WORK TO COMPLETE:
Find how many lines of the listing below include the word "Children", then report the number by itself.

--- begin RECORDS SHOWN ---

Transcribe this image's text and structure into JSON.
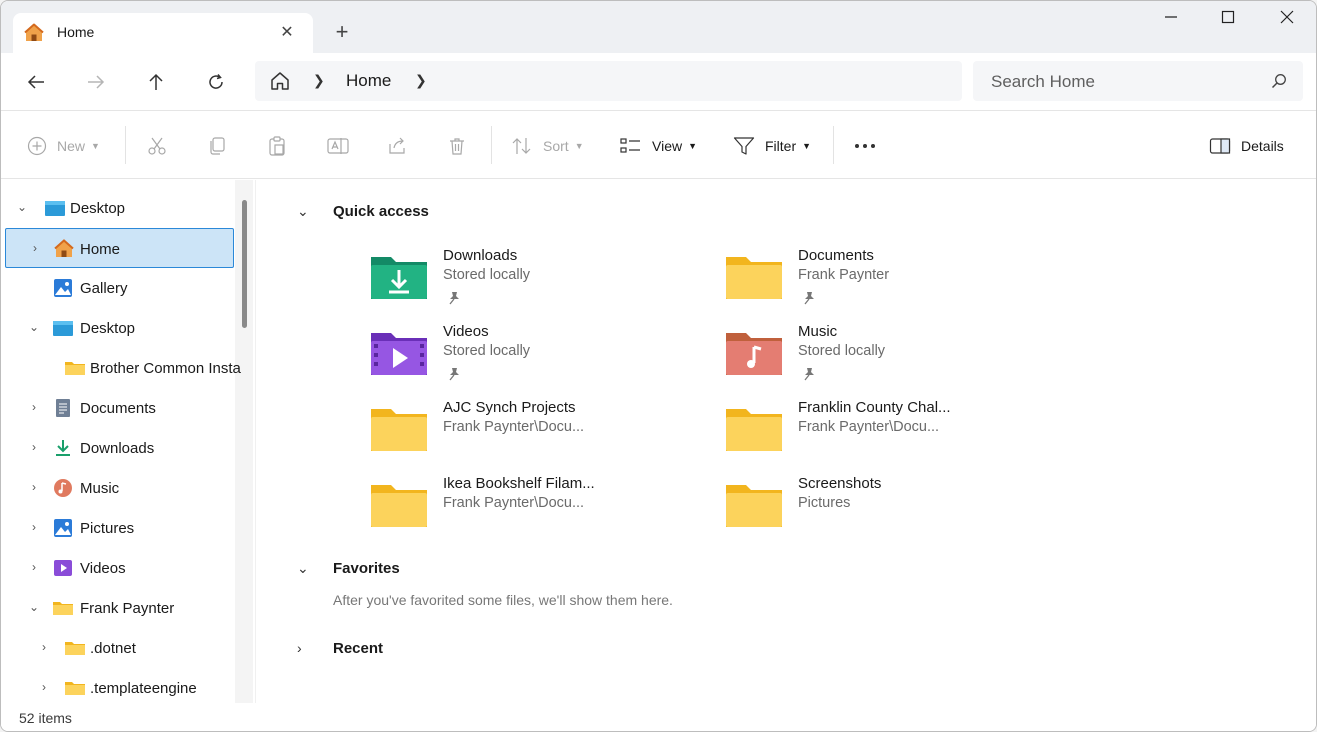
{
  "window": {
    "tab_title": "Home",
    "new_tab_symbol": "+",
    "controls": [
      "minimize-icon",
      "maximize-icon",
      "close-icon"
    ]
  },
  "navigation": {
    "address_segments": [
      "Home"
    ],
    "search_placeholder": "Search Home"
  },
  "toolbar": {
    "new_label": "New",
    "sort_label": "Sort",
    "view_label": "View",
    "filter_label": "Filter",
    "details_label": "Details"
  },
  "sidebar": {
    "items": [
      {
        "label": "Desktop",
        "icon": "desktop-icon",
        "expanded": true
      },
      {
        "label": "Home",
        "icon": "home-icon",
        "selected": true
      },
      {
        "label": "Gallery",
        "icon": "gallery-icon"
      },
      {
        "label": "Desktop",
        "icon": "desktop-icon",
        "expanded": true
      },
      {
        "label": "Brother Common Insta",
        "icon": "folder-icon"
      },
      {
        "label": "Documents",
        "icon": "documents-icon"
      },
      {
        "label": "Downloads",
        "icon": "downloads-icon"
      },
      {
        "label": "Music",
        "icon": "music-icon"
      },
      {
        "label": "Pictures",
        "icon": "pictures-icon"
      },
      {
        "label": "Videos",
        "icon": "videos-icon"
      },
      {
        "label": "Frank Paynter",
        "icon": "folder-icon",
        "expanded": true
      },
      {
        "label": ".dotnet",
        "icon": "folder-icon"
      },
      {
        "label": ".templateengine",
        "icon": "folder-icon"
      }
    ]
  },
  "main": {
    "quick_access_title": "Quick access",
    "quick_access": [
      {
        "name": "Downloads",
        "sub": "Stored locally",
        "icon": "downloads-folder-icon",
        "pinned": true
      },
      {
        "name": "Documents",
        "sub": "Frank Paynter",
        "icon": "folder-icon",
        "pinned": true
      },
      {
        "name": "Videos",
        "sub": "Stored locally",
        "icon": "videos-folder-icon",
        "pinned": true
      },
      {
        "name": "Music",
        "sub": "Stored locally",
        "icon": "music-folder-icon",
        "pinned": true
      },
      {
        "name": "AJC Synch Projects",
        "sub": "Frank Paynter\\Docu...",
        "icon": "folder-icon",
        "pinned": false
      },
      {
        "name": "Franklin County Chal...",
        "sub": "Frank Paynter\\Docu...",
        "icon": "folder-icon",
        "pinned": false
      },
      {
        "name": "Ikea Bookshelf Filam...",
        "sub": "Frank Paynter\\Docu...",
        "icon": "folder-icon",
        "pinned": false
      },
      {
        "name": "Screenshots",
        "sub": "Pictures",
        "icon": "folder-icon",
        "pinned": false
      }
    ],
    "favorites_title": "Favorites",
    "favorites_empty": "After you've favorited some files, we'll show them here.",
    "recent_title": "Recent"
  },
  "status": {
    "items_count": "52 items"
  },
  "colors": {
    "accent": "#0067c0",
    "selection_bg": "#cce4f7",
    "folder_yellow": "#f7c948"
  }
}
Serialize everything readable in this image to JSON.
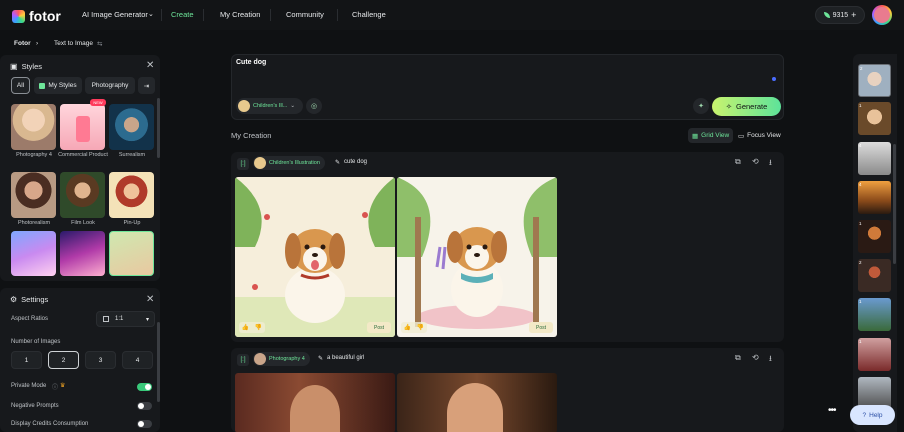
{
  "brand": {
    "name": "fotor"
  },
  "nav": {
    "items": [
      "AI Image Generator",
      "Create",
      "My Creation",
      "Community",
      "Challenge"
    ],
    "active": "Create"
  },
  "credits": {
    "count": "9315"
  },
  "breadcrumb": {
    "home": "Fotor",
    "current": "Text to Image"
  },
  "styles_panel": {
    "title": "Styles",
    "tabs": [
      "All",
      "My Styles",
      "Photography"
    ],
    "active_tab": "All",
    "items": [
      {
        "label": "Photography 4"
      },
      {
        "label": "Commercial Product",
        "badge": "NEW"
      },
      {
        "label": "Surrealism"
      },
      {
        "label": "Photorealism"
      },
      {
        "label": "Film Look"
      },
      {
        "label": "Pin-Up"
      },
      {
        "label": ""
      },
      {
        "label": ""
      },
      {
        "label": ""
      }
    ]
  },
  "settings": {
    "title": "Settings",
    "aspect_label": "Aspect Ratios",
    "aspect_value": "1:1",
    "num_images_label": "Number of Images",
    "num_options": [
      "1",
      "2",
      "3",
      "4"
    ],
    "num_selected": "2",
    "private_label": "Private Mode",
    "private_on": true,
    "negative_label": "Negative Prompts",
    "negative_on": false,
    "credits_label": "Display Credits Consumption",
    "credits_on": false
  },
  "prompt": {
    "text": "Cute dog",
    "style_chip": "Children's Ill...",
    "generate": "Generate"
  },
  "creation": {
    "title": "My Creation",
    "grid_view": "Grid View",
    "focus_view": "Focus View"
  },
  "cards": [
    {
      "style": "Children's Illustration",
      "prompt": "cute dog",
      "post": "Post"
    },
    {
      "style": "Photography 4",
      "prompt": "a beautiful girl"
    }
  ],
  "rail": {
    "numbers": [
      "2",
      "1",
      "4",
      "4",
      "1",
      "2",
      "1",
      "1"
    ]
  },
  "help": {
    "label": "Help"
  },
  "colors": {
    "accent": "#6ee69a",
    "bg": "#0f1113",
    "panel": "#17191c",
    "help_bg": "#d9e6ff"
  }
}
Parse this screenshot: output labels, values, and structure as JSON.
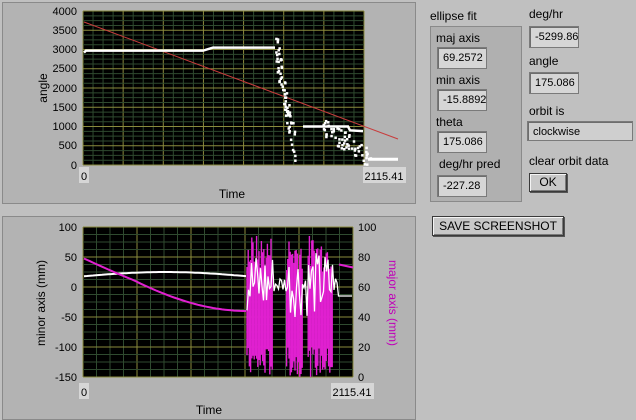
{
  "plot1": {
    "ylabel": "angle",
    "xlabel": "Time",
    "y_ticks": [
      "4000",
      "3500",
      "3000",
      "2500",
      "2000",
      "1500",
      "1000",
      "500",
      "0"
    ],
    "x_min": "0",
    "x_max": "2115.41"
  },
  "plot2": {
    "ylabel_left": "minor axis (mm)",
    "ylabel_right": "major axis (mm)",
    "xlabel": "Time",
    "left_ticks": [
      "100",
      "50",
      "0",
      "-50",
      "-100",
      "-150"
    ],
    "right_ticks": [
      "100",
      "80",
      "60",
      "40",
      "20",
      "0"
    ],
    "x_min": "0",
    "x_max": "2115.41"
  },
  "ellipse_fit": {
    "title": "ellipse fit",
    "maj_axis_label": "maj axis",
    "maj_axis_value": "69.2572",
    "min_axis_label": "min axis",
    "min_axis_value": "-15.8892",
    "theta_label": "theta",
    "theta_value": "175.086",
    "deg_hr_pred_label": "deg/hr pred",
    "deg_hr_pred_value": "-227.28"
  },
  "right": {
    "deg_hr_label": "deg/hr",
    "deg_hr_value": "-5299.86",
    "angle_label": "angle",
    "angle_value": "175.086",
    "orbit_label": "orbit is",
    "orbit_value": "clockwise",
    "clear_label": "clear orbit data",
    "ok_label": "OK"
  },
  "save_button_label": "SAVE SCREENSHOT",
  "colors": {
    "plot_bg": "#000000",
    "grid_major": "#8a8a3c",
    "grid_minor": "#2f4a2f",
    "trace_white": "#ffffff",
    "trace_red": "#c83c3c",
    "trace_magenta": "#e020d0"
  }
}
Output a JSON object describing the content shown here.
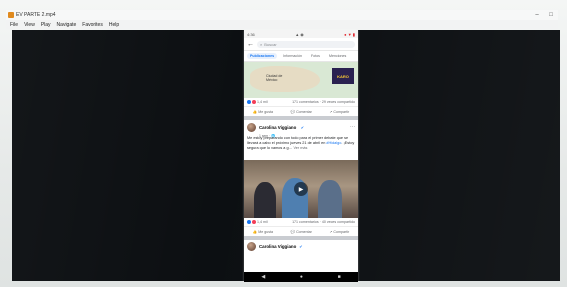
{
  "window": {
    "title": "EV PARTE 2.mp4",
    "minimize": "–",
    "maximize": "□"
  },
  "menu": [
    "File",
    "View",
    "Play",
    "Navigate",
    "Favorites",
    "Help"
  ],
  "phone": {
    "status_time": "4:36",
    "status_icons": "▲ ◉",
    "status_right": "● ▼ ▮",
    "search_placeholder": "Buscar",
    "tabs": [
      "Publicaciones",
      "Información",
      "Fotos",
      "Menciones"
    ],
    "map_post": {
      "map_label_1": "Ciudad de",
      "map_label_2": "México",
      "logo_text": "KARO",
      "reactions_count": "1,4 mil",
      "comments_text": "171 comentarios · 29 veces compartido",
      "actions": [
        "Me gusta",
        "Comentar",
        "Compartir"
      ]
    },
    "post": {
      "author": "Carolina Viggiano",
      "verified_mark": "✔",
      "time": "1 sem · ",
      "more": "···",
      "text": "Me estoy preparando con todo para el primer debate que se llevará a cabo el próximo jueves 21 de abril en ",
      "hashtag": "#Hidalgo",
      "text_tail": ". ¡Estoy segura que lo vamos a g…",
      "see_more": "Ver más",
      "reactions_count": "1,4 mil",
      "comments_text": "171 comentarios · 40 veces compartido",
      "actions": [
        "Me gusta",
        "Comentar",
        "Compartir"
      ]
    },
    "next_post_author": "Carolina Viggiano",
    "nav": [
      "◀",
      "●",
      "■"
    ]
  },
  "colors": {
    "video_bg": "#0c0f12",
    "facebook_blue": "#1877f2",
    "love_red": "#f33e58"
  }
}
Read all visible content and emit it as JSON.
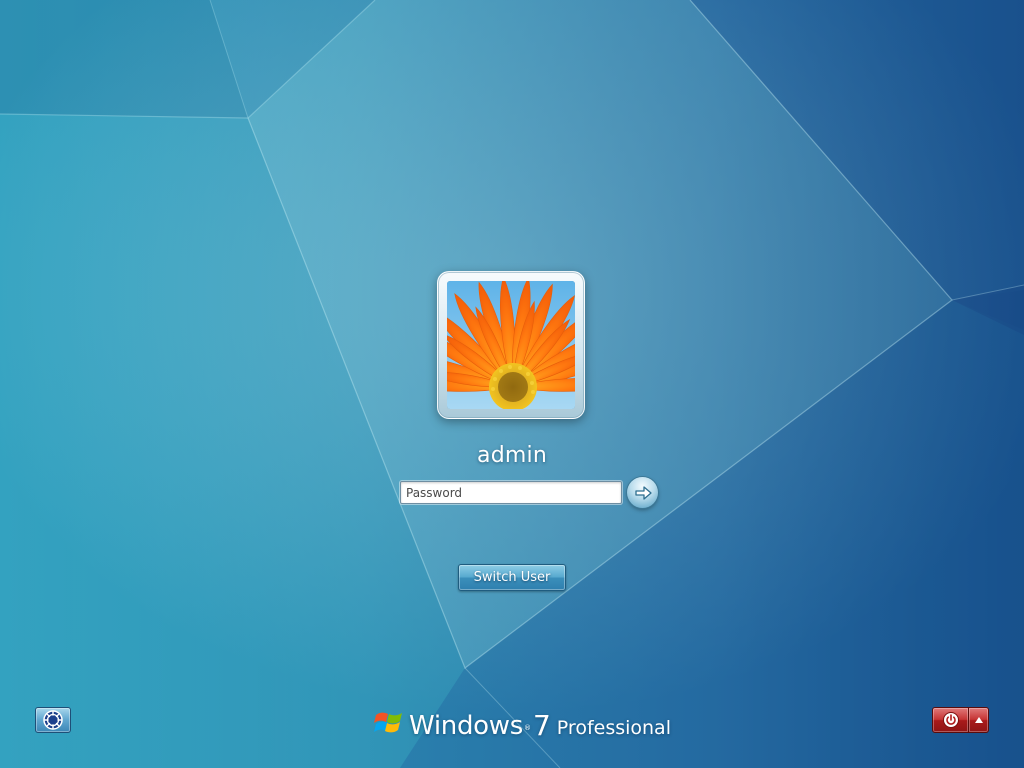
{
  "login": {
    "username": "admin",
    "password_placeholder": "Password",
    "password_value": "",
    "user_picture": "orange-gerbera-daisy"
  },
  "buttons": {
    "switch_user_label": "Switch User",
    "submit_icon": "arrow-right-icon",
    "ease_of_access_icon": "ease-of-access-icon",
    "shutdown_icon": "power-icon",
    "shutdown_options_icon": "triangle-up-icon"
  },
  "branding": {
    "windows": "Windows",
    "trademark": "®",
    "version": "7",
    "edition": "Professional"
  },
  "colors": {
    "background_left": "#3aa9c6",
    "background_right": "#1d5a99",
    "shutdown_red": "#c63434",
    "switch_user_blue": "#4a9cc8"
  }
}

--- end RECORDS SHOWN ---

FULL SOLUTION:
2